§ **JOB**: Keep every line where the word "become" appears; drop the rest.

>> Start

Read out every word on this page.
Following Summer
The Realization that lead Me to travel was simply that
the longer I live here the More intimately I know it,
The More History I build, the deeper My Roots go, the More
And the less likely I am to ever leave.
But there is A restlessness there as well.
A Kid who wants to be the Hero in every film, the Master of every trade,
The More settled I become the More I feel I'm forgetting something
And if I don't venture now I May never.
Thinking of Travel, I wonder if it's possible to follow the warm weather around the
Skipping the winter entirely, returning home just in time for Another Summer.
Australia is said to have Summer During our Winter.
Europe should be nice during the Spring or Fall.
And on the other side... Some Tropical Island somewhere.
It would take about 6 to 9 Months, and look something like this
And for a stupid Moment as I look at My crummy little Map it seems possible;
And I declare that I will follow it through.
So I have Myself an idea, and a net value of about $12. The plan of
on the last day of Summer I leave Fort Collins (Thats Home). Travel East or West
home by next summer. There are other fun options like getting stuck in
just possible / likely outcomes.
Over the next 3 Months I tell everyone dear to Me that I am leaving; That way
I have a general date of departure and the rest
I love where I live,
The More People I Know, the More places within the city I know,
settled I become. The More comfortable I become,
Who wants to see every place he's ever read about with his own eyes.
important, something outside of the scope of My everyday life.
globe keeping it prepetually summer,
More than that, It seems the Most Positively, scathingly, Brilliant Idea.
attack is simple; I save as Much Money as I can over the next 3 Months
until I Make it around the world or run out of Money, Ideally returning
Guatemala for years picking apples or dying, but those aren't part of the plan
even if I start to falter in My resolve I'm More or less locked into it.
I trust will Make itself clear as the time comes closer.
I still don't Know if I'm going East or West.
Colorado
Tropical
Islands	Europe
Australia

>> End

§ **CORRECT RESULT**:
The More settled I become the More I feel I'm forgetting something
settled I become. The More comfortable I become,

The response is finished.